<<<<

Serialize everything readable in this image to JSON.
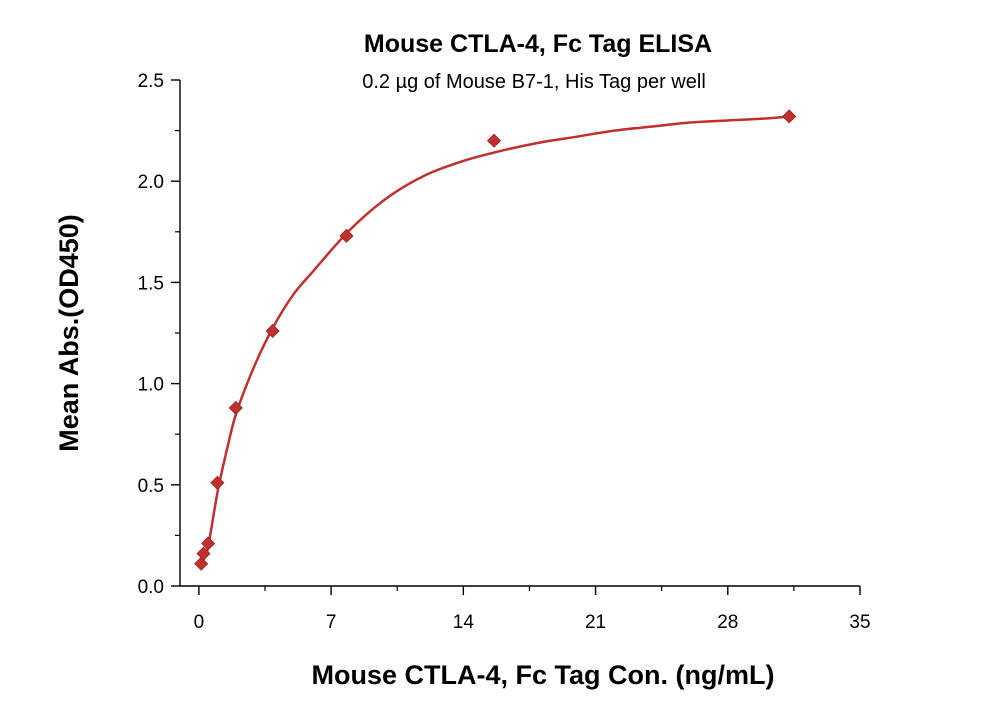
{
  "chart_data": {
    "type": "scatter",
    "title": "Mouse CTLA-4, Fc Tag ELISA",
    "subtitle": "0.2 µg of Mouse B7-1, His Tag per well",
    "xlabel": "Mouse CTLA-4, Fc Tag Con. (ng/mL)",
    "ylabel": "Mean Abs.(OD450)",
    "xlim": [
      -1.0,
      35
    ],
    "ylim": [
      0,
      2.5
    ],
    "x_ticks": [
      0,
      7,
      14,
      21,
      28,
      35
    ],
    "x_tick_labels": [
      "0",
      "7",
      "14",
      "21",
      "28",
      "35"
    ],
    "y_ticks": [
      0.0,
      0.5,
      1.0,
      1.5,
      2.0,
      2.5
    ],
    "y_tick_labels": [
      "0.0",
      "0.5",
      "1.0",
      "1.5",
      "2.0",
      "2.5"
    ],
    "grid": false,
    "series": [
      {
        "color": "#c0302e",
        "marker": "diamond",
        "x": [
          0.122,
          0.244,
          0.488,
          0.977,
          1.953,
          3.906,
          7.813,
          15.625,
          31.25
        ],
        "y": [
          0.11,
          0.16,
          0.21,
          0.51,
          0.88,
          1.26,
          1.73,
          2.2,
          2.32
        ]
      }
    ],
    "fit_curve": {
      "color": "#c0302e",
      "x": [
        0.05,
        0.25,
        0.5,
        1.0,
        1.5,
        2.0,
        3.0,
        4.0,
        5.0,
        6.0,
        8.0,
        10.0,
        12.0,
        14.0,
        16.0,
        18.0,
        20.0,
        22.0,
        24.0,
        26.0,
        28.0,
        30.0,
        31.25
      ],
      "y": [
        0.09,
        0.13,
        0.2,
        0.47,
        0.68,
        0.86,
        1.1,
        1.29,
        1.44,
        1.55,
        1.76,
        1.92,
        2.03,
        2.1,
        2.15,
        2.19,
        2.22,
        2.25,
        2.27,
        2.29,
        2.3,
        2.31,
        2.32
      ]
    }
  }
}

>>>>

Exercise task —
Return each line from the material above exactly, but not the pictures.

Exercise output —
Serialize everything readable in this image to JSON.
{
  "chart_data": {
    "type": "scatter",
    "title": "Mouse CTLA-4, Fc Tag ELISA",
    "subtitle": "0.2 µg of Mouse B7-1, His Tag per well",
    "xlabel": "Mouse CTLA-4, Fc Tag Con. (ng/mL)",
    "ylabel": "Mean Abs.(OD450)",
    "xlim": [
      -1.0,
      35
    ],
    "ylim": [
      0,
      2.5
    ],
    "x_ticks": [
      0,
      7,
      14,
      21,
      28,
      35
    ],
    "x_tick_labels": [
      "0",
      "7",
      "14",
      "21",
      "28",
      "35"
    ],
    "y_ticks": [
      0.0,
      0.5,
      1.0,
      1.5,
      2.0,
      2.5
    ],
    "y_tick_labels": [
      "0.0",
      "0.5",
      "1.0",
      "1.5",
      "2.0",
      "2.5"
    ],
    "grid": false,
    "series": [
      {
        "color": "#c0302e",
        "marker": "diamond",
        "x": [
          0.122,
          0.244,
          0.488,
          0.977,
          1.953,
          3.906,
          7.813,
          15.625,
          31.25
        ],
        "y": [
          0.11,
          0.16,
          0.21,
          0.51,
          0.88,
          1.26,
          1.73,
          2.2,
          2.32
        ]
      }
    ],
    "fit_curve": {
      "color": "#c0302e",
      "x": [
        0.05,
        0.25,
        0.5,
        1.0,
        1.5,
        2.0,
        3.0,
        4.0,
        5.0,
        6.0,
        8.0,
        10.0,
        12.0,
        14.0,
        16.0,
        18.0,
        20.0,
        22.0,
        24.0,
        26.0,
        28.0,
        30.0,
        31.25
      ],
      "y": [
        0.09,
        0.13,
        0.2,
        0.47,
        0.68,
        0.86,
        1.1,
        1.29,
        1.44,
        1.55,
        1.76,
        1.92,
        2.03,
        2.1,
        2.15,
        2.19,
        2.22,
        2.25,
        2.27,
        2.29,
        2.3,
        2.31,
        2.32
      ]
    }
  }
}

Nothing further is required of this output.